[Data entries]

=-=-=

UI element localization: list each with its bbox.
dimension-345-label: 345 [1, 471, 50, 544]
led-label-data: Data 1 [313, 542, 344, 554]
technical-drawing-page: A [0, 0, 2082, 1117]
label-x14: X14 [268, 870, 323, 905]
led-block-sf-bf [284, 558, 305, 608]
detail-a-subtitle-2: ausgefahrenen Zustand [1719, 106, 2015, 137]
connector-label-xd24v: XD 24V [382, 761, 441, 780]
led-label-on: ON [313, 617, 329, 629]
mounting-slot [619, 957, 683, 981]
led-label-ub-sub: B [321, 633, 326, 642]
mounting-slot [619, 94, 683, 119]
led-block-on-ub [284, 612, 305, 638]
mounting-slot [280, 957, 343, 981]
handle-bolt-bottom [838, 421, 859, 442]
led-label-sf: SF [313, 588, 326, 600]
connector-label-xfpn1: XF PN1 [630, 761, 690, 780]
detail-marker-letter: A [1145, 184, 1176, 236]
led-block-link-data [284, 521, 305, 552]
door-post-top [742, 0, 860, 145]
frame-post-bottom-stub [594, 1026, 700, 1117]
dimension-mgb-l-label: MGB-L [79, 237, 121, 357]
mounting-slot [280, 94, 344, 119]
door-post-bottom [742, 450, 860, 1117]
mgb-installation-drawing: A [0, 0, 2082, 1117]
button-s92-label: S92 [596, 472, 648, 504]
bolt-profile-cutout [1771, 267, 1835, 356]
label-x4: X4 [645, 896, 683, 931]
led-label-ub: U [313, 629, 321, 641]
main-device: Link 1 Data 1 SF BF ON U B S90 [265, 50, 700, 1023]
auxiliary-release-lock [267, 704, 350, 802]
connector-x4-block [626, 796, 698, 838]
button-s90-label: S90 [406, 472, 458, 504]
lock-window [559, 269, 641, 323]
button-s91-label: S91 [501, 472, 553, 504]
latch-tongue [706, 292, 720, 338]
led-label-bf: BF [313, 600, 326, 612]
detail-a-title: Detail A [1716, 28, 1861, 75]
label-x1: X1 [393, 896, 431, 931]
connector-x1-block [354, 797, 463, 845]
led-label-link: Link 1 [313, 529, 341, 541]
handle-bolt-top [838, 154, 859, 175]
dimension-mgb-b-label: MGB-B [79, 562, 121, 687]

=-=-=

**Directions for this task**
Rewrite the listing above, changing every occurrence of "mounting-slot" to "mounting-hole" and leaving everything else as it is.

**Solution below**
UI element localization: list each with its bbox.
dimension-345-label: 345 [1, 471, 50, 544]
led-label-data: Data 1 [313, 542, 344, 554]
technical-drawing-page: A [0, 0, 2082, 1117]
label-x14: X14 [268, 870, 323, 905]
led-block-sf-bf [284, 558, 305, 608]
detail-a-subtitle-2: ausgefahrenen Zustand [1719, 106, 2015, 137]
connector-label-xd24v: XD 24V [382, 761, 441, 780]
led-label-on: ON [313, 617, 329, 629]
mounting-hole [619, 957, 683, 981]
led-label-ub-sub: B [321, 633, 326, 642]
mounting-hole [619, 94, 683, 119]
led-block-on-ub [284, 612, 305, 638]
mounting-hole [280, 957, 343, 981]
handle-bolt-bottom [838, 421, 859, 442]
led-label-sf: SF [313, 588, 326, 600]
connector-label-xfpn1: XF PN1 [630, 761, 690, 780]
detail-marker-letter: A [1145, 184, 1176, 236]
led-block-link-data [284, 521, 305, 552]
door-post-top [742, 0, 860, 145]
frame-post-bottom-stub [594, 1026, 700, 1117]
dimension-mgb-l-label: MGB-L [79, 237, 121, 357]
mounting-hole [280, 94, 344, 119]
door-post-bottom [742, 450, 860, 1117]
mgb-installation-drawing: A [0, 0, 2082, 1117]
button-s92-label: S92 [596, 472, 648, 504]
bolt-profile-cutout [1771, 267, 1835, 356]
label-x4: X4 [645, 896, 683, 931]
led-label-ub: U [313, 629, 321, 641]
main-device: Link 1 Data 1 SF BF ON U B S90 [265, 50, 700, 1023]
auxiliary-release-lock [267, 704, 350, 802]
connector-x4-block [626, 796, 698, 838]
button-s90-label: S90 [406, 472, 458, 504]
lock-window [559, 269, 641, 323]
button-s91-label: S91 [501, 472, 553, 504]
latch-tongue [706, 292, 720, 338]
led-label-bf: BF [313, 600, 326, 612]
detail-a-title: Detail A [1716, 28, 1861, 75]
label-x1: X1 [393, 896, 431, 931]
connector-x1-block [354, 797, 463, 845]
led-label-link: Link 1 [313, 529, 341, 541]
handle-bolt-top [838, 154, 859, 175]
dimension-mgb-b-label: MGB-B [79, 562, 121, 687]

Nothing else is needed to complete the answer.